What the task asks
Rewrite the records below, swapping each "y-tick-label" for "y-axis-label" and leaving everything else unchanged.
++++ Material provided ++++
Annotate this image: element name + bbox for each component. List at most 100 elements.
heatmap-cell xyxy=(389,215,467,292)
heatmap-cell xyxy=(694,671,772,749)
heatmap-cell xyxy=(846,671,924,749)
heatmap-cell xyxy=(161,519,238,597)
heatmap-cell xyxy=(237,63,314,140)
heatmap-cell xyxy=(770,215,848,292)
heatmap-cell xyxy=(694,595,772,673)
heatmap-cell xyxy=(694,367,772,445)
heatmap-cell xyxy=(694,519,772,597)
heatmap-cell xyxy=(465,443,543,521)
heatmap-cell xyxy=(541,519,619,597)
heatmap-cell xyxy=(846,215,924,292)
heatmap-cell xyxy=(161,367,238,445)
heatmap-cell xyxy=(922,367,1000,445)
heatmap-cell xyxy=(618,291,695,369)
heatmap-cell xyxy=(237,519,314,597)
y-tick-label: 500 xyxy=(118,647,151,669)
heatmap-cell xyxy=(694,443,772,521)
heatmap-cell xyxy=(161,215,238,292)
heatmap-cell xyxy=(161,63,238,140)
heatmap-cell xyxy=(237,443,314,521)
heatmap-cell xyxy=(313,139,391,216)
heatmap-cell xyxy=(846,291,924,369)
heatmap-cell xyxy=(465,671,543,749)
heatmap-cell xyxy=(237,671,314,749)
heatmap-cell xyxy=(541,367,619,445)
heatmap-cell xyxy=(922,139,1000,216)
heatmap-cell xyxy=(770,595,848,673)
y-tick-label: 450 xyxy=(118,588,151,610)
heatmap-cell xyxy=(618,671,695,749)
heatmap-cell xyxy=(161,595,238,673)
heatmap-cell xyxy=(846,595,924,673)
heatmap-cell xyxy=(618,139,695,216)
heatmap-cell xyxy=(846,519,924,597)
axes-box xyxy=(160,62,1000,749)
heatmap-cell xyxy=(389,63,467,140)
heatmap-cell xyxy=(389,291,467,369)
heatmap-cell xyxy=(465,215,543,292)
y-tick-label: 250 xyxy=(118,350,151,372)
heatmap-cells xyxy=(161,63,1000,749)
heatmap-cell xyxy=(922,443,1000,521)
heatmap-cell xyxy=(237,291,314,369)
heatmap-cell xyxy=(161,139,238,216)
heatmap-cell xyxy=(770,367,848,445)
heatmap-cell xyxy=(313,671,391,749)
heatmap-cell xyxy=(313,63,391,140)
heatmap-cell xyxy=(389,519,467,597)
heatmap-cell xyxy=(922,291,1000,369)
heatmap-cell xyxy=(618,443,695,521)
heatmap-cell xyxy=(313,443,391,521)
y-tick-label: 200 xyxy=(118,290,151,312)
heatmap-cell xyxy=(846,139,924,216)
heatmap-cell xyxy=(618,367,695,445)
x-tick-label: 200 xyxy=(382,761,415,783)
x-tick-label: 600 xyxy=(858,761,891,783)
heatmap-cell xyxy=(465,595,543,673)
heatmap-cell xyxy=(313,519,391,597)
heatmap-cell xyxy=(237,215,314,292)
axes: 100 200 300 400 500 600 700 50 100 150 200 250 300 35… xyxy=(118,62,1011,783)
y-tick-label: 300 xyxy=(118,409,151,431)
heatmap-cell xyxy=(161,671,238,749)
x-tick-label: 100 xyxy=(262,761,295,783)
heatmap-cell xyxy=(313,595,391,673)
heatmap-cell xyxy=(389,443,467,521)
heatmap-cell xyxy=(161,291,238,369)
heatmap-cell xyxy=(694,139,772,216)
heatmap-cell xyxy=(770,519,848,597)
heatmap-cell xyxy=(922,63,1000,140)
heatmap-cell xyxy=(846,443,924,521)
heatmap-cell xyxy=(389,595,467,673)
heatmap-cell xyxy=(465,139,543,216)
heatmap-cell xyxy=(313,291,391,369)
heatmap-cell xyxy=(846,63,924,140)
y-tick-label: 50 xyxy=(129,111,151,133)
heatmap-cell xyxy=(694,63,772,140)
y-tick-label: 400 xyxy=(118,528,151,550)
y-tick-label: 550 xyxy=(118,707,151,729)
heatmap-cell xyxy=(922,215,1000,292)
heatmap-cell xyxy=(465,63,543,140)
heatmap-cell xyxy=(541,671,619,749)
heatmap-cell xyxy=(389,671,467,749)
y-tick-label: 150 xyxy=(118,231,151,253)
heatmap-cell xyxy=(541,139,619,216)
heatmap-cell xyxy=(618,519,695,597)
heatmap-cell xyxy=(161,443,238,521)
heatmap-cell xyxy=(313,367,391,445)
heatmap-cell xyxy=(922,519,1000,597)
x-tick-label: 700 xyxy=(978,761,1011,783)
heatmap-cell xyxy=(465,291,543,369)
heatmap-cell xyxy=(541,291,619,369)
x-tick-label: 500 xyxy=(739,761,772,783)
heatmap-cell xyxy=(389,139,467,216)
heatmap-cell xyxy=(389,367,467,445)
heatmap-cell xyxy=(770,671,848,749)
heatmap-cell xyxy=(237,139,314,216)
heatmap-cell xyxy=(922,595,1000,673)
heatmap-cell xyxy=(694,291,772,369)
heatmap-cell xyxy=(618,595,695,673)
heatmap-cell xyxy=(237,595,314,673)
++++
Complete response
Annotate this image: element name + bbox for each component. List at most 100 elements.
heatmap-cell xyxy=(389,215,467,292)
heatmap-cell xyxy=(694,671,772,749)
heatmap-cell xyxy=(846,671,924,749)
heatmap-cell xyxy=(161,519,238,597)
heatmap-cell xyxy=(237,63,314,140)
heatmap-cell xyxy=(770,215,848,292)
heatmap-cell xyxy=(694,595,772,673)
heatmap-cell xyxy=(694,367,772,445)
heatmap-cell xyxy=(694,519,772,597)
heatmap-cell xyxy=(465,443,543,521)
heatmap-cell xyxy=(541,519,619,597)
heatmap-cell xyxy=(846,215,924,292)
heatmap-cell xyxy=(161,367,238,445)
heatmap-cell xyxy=(922,367,1000,445)
heatmap-cell xyxy=(618,291,695,369)
heatmap-cell xyxy=(237,519,314,597)
y-axis-label: 500 xyxy=(118,647,151,669)
heatmap-cell xyxy=(694,443,772,521)
heatmap-cell xyxy=(161,215,238,292)
heatmap-cell xyxy=(161,63,238,140)
heatmap-cell xyxy=(237,443,314,521)
heatmap-cell xyxy=(313,139,391,216)
heatmap-cell xyxy=(846,291,924,369)
heatmap-cell xyxy=(465,671,543,749)
heatmap-cell xyxy=(237,671,314,749)
heatmap-cell xyxy=(541,367,619,445)
heatmap-cell xyxy=(922,139,1000,216)
heatmap-cell xyxy=(770,595,848,673)
y-axis-label: 450 xyxy=(118,588,151,610)
heatmap-cell xyxy=(618,671,695,749)
heatmap-cell xyxy=(161,595,238,673)
heatmap-cell xyxy=(846,595,924,673)
heatmap-cell xyxy=(618,139,695,216)
heatmap-cell xyxy=(846,519,924,597)
axes-box xyxy=(160,62,1000,749)
heatmap-cell xyxy=(389,63,467,140)
heatmap-cell xyxy=(389,291,467,369)
heatmap-cell xyxy=(465,215,543,292)
y-axis-label: 250 xyxy=(118,350,151,372)
heatmap-cells xyxy=(161,63,1000,749)
heatmap-cell xyxy=(922,443,1000,521)
heatmap-cell xyxy=(237,291,314,369)
heatmap-cell xyxy=(161,139,238,216)
heatmap-cell xyxy=(770,367,848,445)
heatmap-cell xyxy=(313,671,391,749)
heatmap-cell xyxy=(313,63,391,140)
heatmap-cell xyxy=(389,519,467,597)
heatmap-cell xyxy=(922,291,1000,369)
heatmap-cell xyxy=(618,443,695,521)
heatmap-cell xyxy=(313,443,391,521)
y-axis-label: 200 xyxy=(118,290,151,312)
heatmap-cell xyxy=(846,139,924,216)
heatmap-cell xyxy=(618,367,695,445)
x-tick-label: 200 xyxy=(382,761,415,783)
x-tick-label: 600 xyxy=(858,761,891,783)
heatmap-cell xyxy=(465,595,543,673)
heatmap-cell xyxy=(313,519,391,597)
heatmap-cell xyxy=(237,215,314,292)
axes: 100 200 300 400 500 600 700 50 100 150 200 250 300 35… xyxy=(118,62,1011,783)
y-axis-label: 300 xyxy=(118,409,151,431)
heatmap-cell xyxy=(161,671,238,749)
x-tick-label: 100 xyxy=(262,761,295,783)
heatmap-cell xyxy=(313,595,391,673)
heatmap-cell xyxy=(389,443,467,521)
heatmap-cell xyxy=(161,291,238,369)
heatmap-cell xyxy=(694,139,772,216)
heatmap-cell xyxy=(770,519,848,597)
heatmap-cell xyxy=(922,63,1000,140)
heatmap-cell xyxy=(846,443,924,521)
heatmap-cell xyxy=(389,595,467,673)
heatmap-cell xyxy=(465,139,543,216)
heatmap-cell xyxy=(313,291,391,369)
heatmap-cell xyxy=(846,63,924,140)
y-axis-label: 50 xyxy=(129,111,151,133)
heatmap-cell xyxy=(694,63,772,140)
y-axis-label: 400 xyxy=(118,528,151,550)
y-axis-label: 550 xyxy=(118,707,151,729)
heatmap-cell xyxy=(922,215,1000,292)
heatmap-cell xyxy=(465,63,543,140)
heatmap-cell xyxy=(541,671,619,749)
heatmap-cell xyxy=(389,671,467,749)
y-axis-label: 150 xyxy=(118,231,151,253)
heatmap-cell xyxy=(541,139,619,216)
heatmap-cell xyxy=(618,519,695,597)
heatmap-cell xyxy=(161,443,238,521)
heatmap-cell xyxy=(313,367,391,445)
heatmap-cell xyxy=(922,519,1000,597)
x-tick-label: 700 xyxy=(978,761,1011,783)
heatmap-cell xyxy=(465,291,543,369)
heatmap-cell xyxy=(541,291,619,369)
x-tick-label: 500 xyxy=(739,761,772,783)
heatmap-cell xyxy=(389,139,467,216)
heatmap-cell xyxy=(389,367,467,445)
heatmap-cell xyxy=(770,671,848,749)
heatmap-cell xyxy=(237,139,314,216)
heatmap-cell xyxy=(922,595,1000,673)
heatmap-cell xyxy=(694,291,772,369)
heatmap-cell xyxy=(618,595,695,673)
heatmap-cell xyxy=(237,595,314,673)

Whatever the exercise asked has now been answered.